_Work to do_:
Copy out the lines of the records word for word, starting with the line that contains "header-2024-label: 2024年前五月 [187, 90, 345, 119]" and ending with the line that contains "header-city: 縣市 [0, 78, 172, 166]", including both of those lines.
=-=-=-=-=
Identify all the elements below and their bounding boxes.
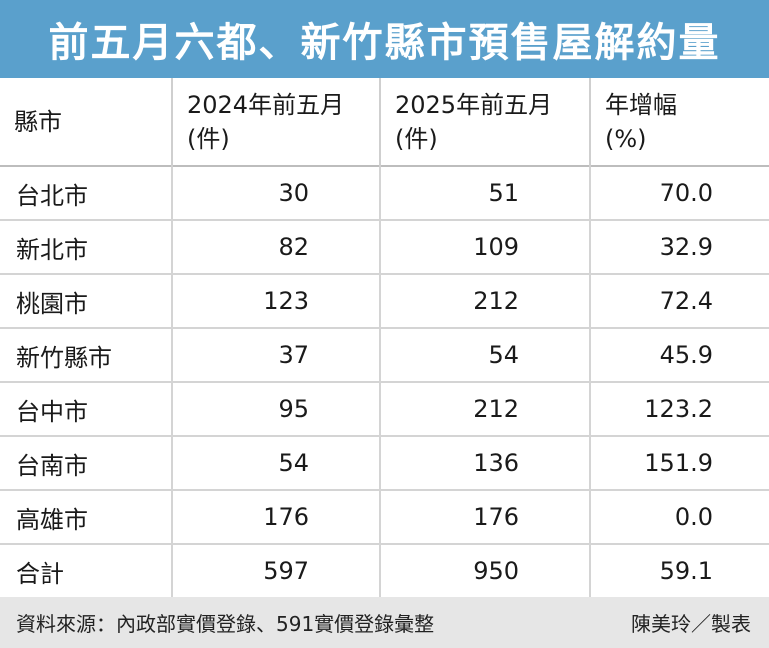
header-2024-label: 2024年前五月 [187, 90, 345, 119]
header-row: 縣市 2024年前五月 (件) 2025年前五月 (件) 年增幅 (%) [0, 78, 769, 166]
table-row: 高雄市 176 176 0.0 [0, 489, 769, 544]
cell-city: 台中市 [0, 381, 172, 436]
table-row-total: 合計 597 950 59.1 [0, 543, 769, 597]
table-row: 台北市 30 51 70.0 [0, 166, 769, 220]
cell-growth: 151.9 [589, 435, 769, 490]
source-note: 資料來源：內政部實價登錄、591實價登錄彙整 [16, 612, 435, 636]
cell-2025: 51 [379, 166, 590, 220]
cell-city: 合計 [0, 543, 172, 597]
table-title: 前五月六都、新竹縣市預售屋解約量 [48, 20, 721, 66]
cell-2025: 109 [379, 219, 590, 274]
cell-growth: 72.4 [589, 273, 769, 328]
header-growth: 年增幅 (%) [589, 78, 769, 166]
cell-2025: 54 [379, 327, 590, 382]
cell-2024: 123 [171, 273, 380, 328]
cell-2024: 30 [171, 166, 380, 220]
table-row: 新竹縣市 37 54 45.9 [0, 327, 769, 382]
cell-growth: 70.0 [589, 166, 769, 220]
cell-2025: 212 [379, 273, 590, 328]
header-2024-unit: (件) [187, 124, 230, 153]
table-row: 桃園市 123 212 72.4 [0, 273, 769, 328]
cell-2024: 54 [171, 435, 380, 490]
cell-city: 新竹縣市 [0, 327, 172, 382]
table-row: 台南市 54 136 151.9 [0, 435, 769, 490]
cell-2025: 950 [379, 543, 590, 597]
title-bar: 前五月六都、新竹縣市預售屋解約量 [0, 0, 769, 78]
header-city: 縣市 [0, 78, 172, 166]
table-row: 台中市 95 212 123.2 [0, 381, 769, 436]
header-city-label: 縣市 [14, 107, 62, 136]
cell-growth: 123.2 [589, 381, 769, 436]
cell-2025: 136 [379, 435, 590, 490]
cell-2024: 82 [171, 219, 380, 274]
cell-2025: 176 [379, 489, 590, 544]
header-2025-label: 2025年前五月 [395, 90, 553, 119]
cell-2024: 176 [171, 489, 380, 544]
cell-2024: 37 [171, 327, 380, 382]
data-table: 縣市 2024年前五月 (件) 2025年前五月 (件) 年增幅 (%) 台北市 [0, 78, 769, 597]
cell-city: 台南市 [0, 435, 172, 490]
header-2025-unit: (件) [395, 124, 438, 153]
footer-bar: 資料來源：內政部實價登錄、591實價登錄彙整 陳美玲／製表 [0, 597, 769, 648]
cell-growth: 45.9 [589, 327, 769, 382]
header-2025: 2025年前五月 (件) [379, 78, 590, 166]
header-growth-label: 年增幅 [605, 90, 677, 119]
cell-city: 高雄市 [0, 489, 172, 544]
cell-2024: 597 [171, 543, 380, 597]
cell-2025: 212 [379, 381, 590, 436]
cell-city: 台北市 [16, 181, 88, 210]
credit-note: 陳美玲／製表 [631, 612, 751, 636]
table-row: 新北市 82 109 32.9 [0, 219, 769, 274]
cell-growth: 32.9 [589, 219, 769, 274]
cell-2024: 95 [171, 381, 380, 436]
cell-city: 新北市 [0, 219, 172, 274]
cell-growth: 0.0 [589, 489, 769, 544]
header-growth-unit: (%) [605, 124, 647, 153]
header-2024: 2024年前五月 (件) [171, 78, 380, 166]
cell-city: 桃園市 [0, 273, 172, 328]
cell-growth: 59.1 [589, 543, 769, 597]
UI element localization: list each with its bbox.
=-=-=-=-=
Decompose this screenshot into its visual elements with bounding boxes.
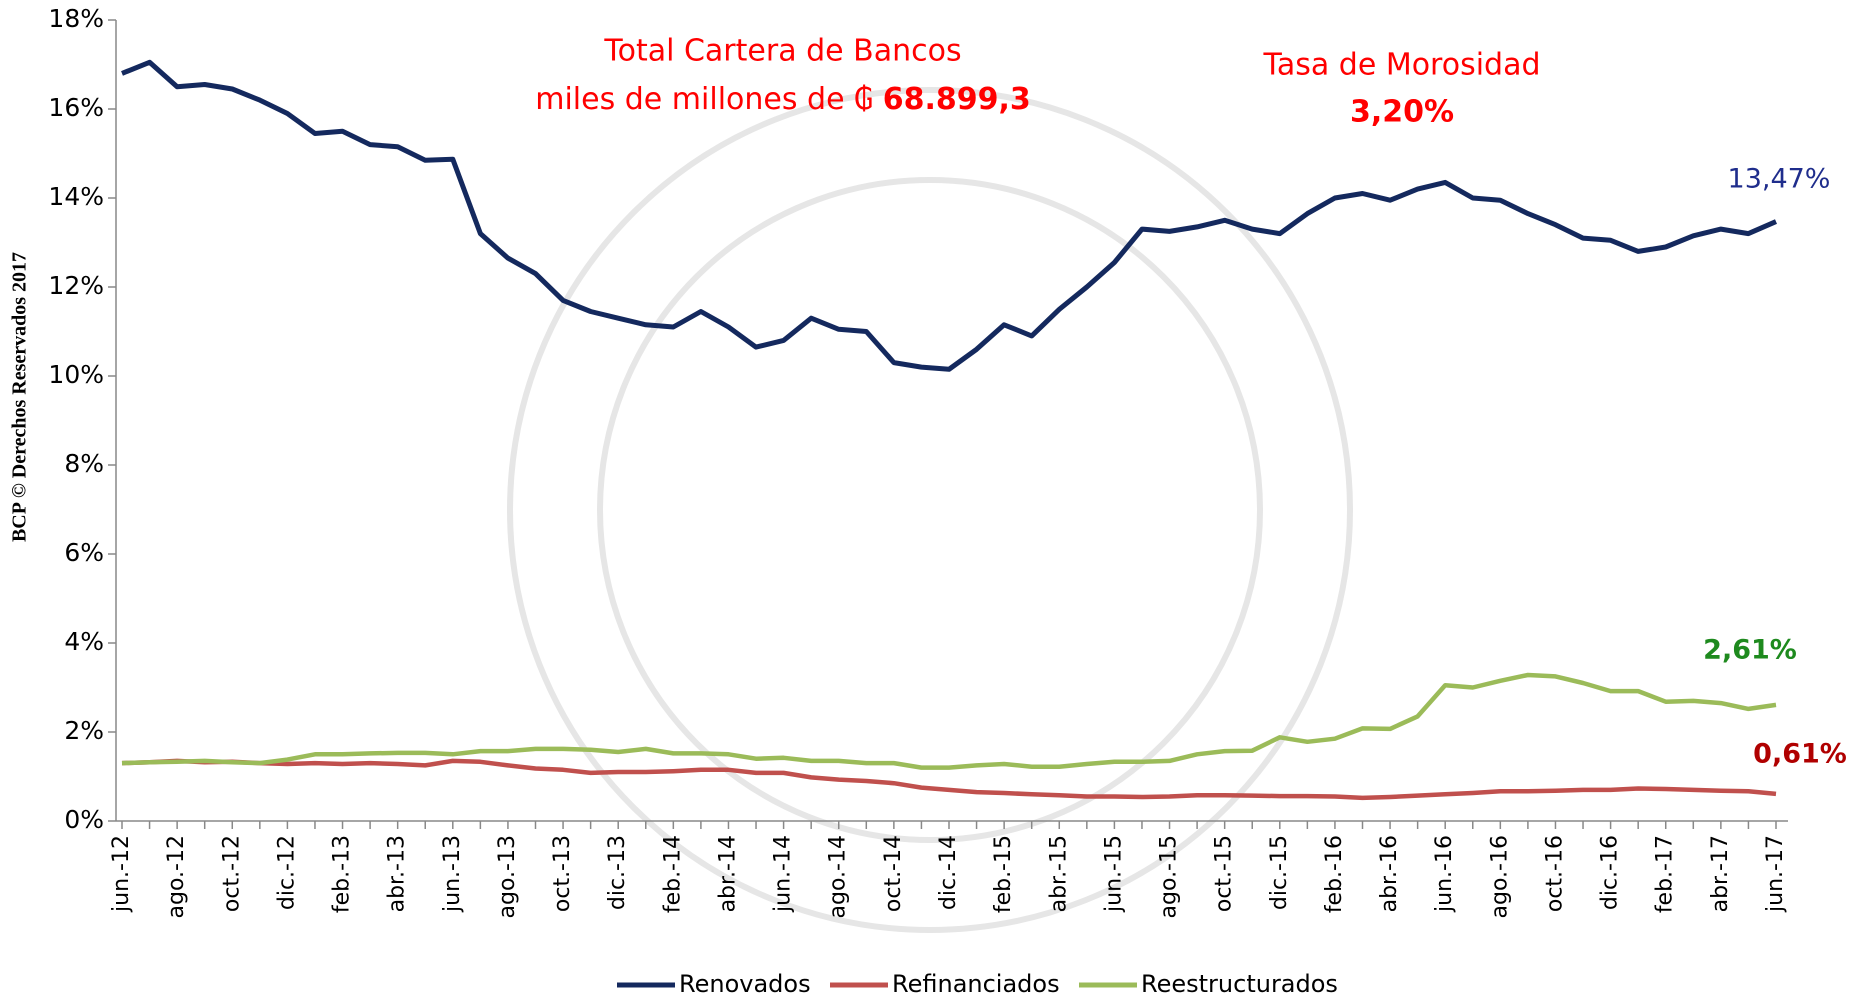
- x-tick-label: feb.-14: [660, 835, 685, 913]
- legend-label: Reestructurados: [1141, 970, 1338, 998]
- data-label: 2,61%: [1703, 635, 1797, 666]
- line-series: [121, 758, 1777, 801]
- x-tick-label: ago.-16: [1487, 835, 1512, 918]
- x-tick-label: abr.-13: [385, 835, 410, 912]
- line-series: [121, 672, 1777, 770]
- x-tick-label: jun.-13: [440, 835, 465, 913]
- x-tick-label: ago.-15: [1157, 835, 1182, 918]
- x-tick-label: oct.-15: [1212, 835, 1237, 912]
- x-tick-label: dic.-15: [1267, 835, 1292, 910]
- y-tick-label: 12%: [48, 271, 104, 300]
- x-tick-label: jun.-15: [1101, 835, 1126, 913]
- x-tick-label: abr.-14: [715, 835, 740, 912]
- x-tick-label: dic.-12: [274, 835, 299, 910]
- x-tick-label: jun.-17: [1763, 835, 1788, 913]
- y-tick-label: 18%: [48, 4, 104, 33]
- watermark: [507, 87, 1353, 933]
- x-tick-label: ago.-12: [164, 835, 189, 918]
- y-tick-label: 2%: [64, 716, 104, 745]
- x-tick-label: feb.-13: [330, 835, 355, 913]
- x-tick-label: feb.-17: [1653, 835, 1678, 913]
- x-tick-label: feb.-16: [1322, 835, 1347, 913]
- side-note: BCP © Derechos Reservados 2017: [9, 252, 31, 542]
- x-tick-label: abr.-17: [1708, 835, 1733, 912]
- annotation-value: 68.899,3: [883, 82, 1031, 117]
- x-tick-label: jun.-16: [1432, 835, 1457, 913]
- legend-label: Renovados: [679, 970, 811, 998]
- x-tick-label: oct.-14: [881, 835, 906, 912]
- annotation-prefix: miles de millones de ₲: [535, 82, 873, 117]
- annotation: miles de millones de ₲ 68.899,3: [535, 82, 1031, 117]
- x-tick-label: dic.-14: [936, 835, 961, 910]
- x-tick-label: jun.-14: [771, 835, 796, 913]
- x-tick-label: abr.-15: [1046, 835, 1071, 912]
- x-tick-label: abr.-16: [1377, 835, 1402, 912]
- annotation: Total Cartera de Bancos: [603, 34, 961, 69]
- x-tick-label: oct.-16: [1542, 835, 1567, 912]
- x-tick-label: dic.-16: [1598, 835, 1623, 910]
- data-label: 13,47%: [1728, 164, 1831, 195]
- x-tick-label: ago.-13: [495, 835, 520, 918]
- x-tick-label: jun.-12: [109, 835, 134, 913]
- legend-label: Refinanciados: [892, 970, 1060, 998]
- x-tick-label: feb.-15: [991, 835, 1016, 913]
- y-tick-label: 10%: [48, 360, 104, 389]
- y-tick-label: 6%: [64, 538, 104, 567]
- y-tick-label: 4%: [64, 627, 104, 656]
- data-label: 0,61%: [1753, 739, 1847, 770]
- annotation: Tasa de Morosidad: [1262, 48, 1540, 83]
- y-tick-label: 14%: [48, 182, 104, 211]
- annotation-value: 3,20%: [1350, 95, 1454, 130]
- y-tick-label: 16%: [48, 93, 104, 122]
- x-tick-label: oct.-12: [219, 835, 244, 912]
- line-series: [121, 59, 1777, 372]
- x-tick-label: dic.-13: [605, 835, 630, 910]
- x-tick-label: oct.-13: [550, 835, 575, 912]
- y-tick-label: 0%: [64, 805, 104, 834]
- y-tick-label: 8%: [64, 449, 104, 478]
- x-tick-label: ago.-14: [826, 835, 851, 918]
=-=-=-=-=
_Solution for this task_:
header-2024-label: 2024年前五月 [187, 90, 345, 119]
header-row: 縣市 2024年前五月 (件) 2025年前五月 (件) 年增幅 (%) [0, 78, 769, 166]
table-row: 高雄市 176 176 0.0 [0, 489, 769, 544]
cell-city: 台中市 [0, 381, 172, 436]
table-row-total: 合計 597 950 59.1 [0, 543, 769, 597]
table-row: 台北市 30 51 70.0 [0, 166, 769, 220]
cell-growth: 151.9 [589, 435, 769, 490]
source-note: 資料來源：內政部實價登錄、591實價登錄彙整 [16, 612, 435, 636]
cell-2025: 51 [379, 166, 590, 220]
cell-city: 合計 [0, 543, 172, 597]
table-title: 前五月六都、新竹縣市預售屋解約量 [48, 20, 721, 66]
cell-2025: 109 [379, 219, 590, 274]
cell-growth: 72.4 [589, 273, 769, 328]
header-growth: 年增幅 (%) [589, 78, 769, 166]
cell-2025: 54 [379, 327, 590, 382]
cell-2024: 123 [171, 273, 380, 328]
cell-2024: 30 [171, 166, 380, 220]
table-row: 新竹縣市 37 54 45.9 [0, 327, 769, 382]
cell-growth: 70.0 [589, 166, 769, 220]
cell-2025: 212 [379, 273, 590, 328]
header-2024-unit: (件) [187, 124, 230, 153]
table-row: 桃園市 123 212 72.4 [0, 273, 769, 328]
cell-2024: 54 [171, 435, 380, 490]
cell-city: 新竹縣市 [0, 327, 172, 382]
table-row: 台南市 54 136 151.9 [0, 435, 769, 490]
cell-2025: 950 [379, 543, 590, 597]
title-bar: 前五月六都、新竹縣市預售屋解約量 [0, 0, 769, 78]
header-city: 縣市 [0, 78, 172, 166]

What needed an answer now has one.